══ Task material

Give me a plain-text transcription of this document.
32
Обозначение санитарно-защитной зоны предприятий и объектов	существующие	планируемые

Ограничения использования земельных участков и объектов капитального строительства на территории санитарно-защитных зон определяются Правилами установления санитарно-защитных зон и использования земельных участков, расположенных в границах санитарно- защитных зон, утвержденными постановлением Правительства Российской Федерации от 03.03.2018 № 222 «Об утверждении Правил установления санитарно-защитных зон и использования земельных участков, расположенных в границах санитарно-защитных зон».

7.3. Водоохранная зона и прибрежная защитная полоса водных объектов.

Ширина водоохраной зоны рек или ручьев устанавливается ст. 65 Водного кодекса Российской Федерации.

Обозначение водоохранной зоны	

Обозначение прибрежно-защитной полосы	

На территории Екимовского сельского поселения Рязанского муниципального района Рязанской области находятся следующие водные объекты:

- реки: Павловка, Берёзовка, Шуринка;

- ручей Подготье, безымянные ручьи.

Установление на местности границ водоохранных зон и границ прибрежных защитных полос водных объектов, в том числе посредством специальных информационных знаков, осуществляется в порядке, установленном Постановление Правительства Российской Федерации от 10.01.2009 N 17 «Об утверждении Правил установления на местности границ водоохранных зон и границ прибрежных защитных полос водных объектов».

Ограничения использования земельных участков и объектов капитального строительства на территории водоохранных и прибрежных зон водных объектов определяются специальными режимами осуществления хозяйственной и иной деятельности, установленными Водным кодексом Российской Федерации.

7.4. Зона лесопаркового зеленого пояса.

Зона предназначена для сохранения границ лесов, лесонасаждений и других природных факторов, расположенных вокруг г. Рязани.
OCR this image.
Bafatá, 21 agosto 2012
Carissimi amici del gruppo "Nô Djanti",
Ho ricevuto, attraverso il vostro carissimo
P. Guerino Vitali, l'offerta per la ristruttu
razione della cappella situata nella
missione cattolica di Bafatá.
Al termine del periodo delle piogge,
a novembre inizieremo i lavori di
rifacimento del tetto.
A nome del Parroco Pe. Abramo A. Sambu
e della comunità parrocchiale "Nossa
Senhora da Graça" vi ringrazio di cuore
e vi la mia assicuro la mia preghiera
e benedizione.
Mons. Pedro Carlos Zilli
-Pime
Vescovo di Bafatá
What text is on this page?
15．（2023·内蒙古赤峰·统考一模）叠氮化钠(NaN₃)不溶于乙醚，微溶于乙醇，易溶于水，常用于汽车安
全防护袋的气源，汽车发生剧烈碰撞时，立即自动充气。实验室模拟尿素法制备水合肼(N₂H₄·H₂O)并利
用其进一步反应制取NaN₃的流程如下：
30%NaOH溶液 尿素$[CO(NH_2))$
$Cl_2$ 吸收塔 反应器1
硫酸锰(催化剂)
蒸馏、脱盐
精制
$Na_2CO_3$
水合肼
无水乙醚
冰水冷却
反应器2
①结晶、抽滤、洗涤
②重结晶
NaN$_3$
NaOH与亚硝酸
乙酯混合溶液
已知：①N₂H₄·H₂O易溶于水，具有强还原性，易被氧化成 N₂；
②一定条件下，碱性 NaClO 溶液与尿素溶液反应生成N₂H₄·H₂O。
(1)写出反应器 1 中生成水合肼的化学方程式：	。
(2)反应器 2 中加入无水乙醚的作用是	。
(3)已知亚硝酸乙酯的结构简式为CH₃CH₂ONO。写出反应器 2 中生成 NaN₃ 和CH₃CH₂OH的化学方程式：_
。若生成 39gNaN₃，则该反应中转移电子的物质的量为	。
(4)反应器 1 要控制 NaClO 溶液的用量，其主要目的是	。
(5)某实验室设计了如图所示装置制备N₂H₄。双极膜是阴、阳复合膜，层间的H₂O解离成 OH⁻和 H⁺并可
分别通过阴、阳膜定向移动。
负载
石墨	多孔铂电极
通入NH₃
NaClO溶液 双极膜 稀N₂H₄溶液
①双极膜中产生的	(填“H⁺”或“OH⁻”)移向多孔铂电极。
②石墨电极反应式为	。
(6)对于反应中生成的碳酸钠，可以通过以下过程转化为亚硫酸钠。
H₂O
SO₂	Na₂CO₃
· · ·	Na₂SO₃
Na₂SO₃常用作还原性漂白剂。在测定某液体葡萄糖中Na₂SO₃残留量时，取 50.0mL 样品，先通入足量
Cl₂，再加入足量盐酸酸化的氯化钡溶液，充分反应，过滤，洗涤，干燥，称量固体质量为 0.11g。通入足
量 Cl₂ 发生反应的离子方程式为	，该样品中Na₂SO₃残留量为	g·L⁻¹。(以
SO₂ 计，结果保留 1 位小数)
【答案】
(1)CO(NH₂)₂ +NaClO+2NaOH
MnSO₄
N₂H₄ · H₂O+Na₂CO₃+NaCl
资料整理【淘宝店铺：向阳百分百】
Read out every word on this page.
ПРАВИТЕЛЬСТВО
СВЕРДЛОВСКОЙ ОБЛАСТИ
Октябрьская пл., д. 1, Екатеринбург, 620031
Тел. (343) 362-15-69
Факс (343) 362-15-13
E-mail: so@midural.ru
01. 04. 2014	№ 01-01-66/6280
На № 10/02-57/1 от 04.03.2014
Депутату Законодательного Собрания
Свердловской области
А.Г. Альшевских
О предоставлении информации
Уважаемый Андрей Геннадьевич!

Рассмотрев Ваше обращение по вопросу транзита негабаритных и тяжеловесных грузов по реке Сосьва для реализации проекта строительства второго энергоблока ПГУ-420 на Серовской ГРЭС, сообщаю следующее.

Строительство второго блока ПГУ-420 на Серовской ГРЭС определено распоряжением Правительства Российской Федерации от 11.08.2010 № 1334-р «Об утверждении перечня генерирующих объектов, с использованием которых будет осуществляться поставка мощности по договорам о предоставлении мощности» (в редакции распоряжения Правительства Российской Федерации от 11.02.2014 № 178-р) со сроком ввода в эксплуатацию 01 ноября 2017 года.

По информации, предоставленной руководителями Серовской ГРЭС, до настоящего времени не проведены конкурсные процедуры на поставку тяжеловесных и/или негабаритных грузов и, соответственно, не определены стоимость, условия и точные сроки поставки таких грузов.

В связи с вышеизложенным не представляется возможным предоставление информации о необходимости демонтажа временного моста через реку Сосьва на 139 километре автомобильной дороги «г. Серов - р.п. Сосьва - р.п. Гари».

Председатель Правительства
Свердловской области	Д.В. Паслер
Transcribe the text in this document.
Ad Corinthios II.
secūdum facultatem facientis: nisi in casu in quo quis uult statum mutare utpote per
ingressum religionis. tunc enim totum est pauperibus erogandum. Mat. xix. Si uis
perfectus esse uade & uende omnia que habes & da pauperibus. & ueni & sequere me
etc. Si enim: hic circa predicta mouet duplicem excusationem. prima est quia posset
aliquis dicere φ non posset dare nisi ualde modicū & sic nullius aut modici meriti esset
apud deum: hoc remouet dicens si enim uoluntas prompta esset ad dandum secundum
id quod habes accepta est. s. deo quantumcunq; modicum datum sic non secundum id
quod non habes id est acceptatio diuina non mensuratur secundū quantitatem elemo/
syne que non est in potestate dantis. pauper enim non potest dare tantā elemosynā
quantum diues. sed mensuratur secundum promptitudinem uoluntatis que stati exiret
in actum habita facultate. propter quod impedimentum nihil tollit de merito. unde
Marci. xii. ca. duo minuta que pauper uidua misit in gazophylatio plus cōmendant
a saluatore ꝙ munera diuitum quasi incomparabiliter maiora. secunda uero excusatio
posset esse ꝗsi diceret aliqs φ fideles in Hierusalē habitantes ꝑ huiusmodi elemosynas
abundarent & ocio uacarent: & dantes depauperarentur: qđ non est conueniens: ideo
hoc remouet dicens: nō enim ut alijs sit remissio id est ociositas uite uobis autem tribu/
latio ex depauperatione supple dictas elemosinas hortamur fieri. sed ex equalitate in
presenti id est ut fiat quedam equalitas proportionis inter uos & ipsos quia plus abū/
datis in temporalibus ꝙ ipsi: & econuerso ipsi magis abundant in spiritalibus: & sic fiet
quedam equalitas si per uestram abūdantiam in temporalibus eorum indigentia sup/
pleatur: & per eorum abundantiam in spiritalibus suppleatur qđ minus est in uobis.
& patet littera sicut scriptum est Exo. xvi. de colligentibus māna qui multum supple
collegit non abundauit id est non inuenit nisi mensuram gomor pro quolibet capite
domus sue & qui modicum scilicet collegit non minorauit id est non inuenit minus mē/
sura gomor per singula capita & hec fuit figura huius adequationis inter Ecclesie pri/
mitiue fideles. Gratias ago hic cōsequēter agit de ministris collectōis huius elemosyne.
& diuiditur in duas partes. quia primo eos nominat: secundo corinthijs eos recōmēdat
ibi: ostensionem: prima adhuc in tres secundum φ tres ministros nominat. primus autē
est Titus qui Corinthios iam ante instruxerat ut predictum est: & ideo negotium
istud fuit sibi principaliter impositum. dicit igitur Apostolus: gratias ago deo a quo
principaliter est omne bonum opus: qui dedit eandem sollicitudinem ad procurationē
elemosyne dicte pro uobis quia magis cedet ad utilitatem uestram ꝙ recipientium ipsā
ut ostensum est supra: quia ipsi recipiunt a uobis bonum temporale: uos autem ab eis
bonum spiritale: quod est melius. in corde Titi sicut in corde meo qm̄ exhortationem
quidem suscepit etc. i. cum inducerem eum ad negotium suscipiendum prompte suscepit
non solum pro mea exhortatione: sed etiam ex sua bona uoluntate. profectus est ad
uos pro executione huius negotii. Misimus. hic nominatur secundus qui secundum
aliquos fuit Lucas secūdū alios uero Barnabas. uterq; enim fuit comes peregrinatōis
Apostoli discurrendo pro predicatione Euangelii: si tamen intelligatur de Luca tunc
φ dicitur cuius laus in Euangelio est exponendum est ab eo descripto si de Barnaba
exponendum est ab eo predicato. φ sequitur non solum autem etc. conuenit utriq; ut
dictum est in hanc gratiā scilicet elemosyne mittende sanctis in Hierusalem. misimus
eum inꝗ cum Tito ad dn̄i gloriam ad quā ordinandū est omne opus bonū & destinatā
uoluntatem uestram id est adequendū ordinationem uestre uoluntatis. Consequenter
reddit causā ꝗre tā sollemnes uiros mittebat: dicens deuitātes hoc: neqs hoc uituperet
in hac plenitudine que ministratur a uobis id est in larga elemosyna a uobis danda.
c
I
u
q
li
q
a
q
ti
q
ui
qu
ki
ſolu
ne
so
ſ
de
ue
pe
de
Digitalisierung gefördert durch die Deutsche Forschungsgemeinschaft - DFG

════

Exercise brief: Within the entries above, report how many lines include "quedam", and keep the answer to the number.

Worked solution: 2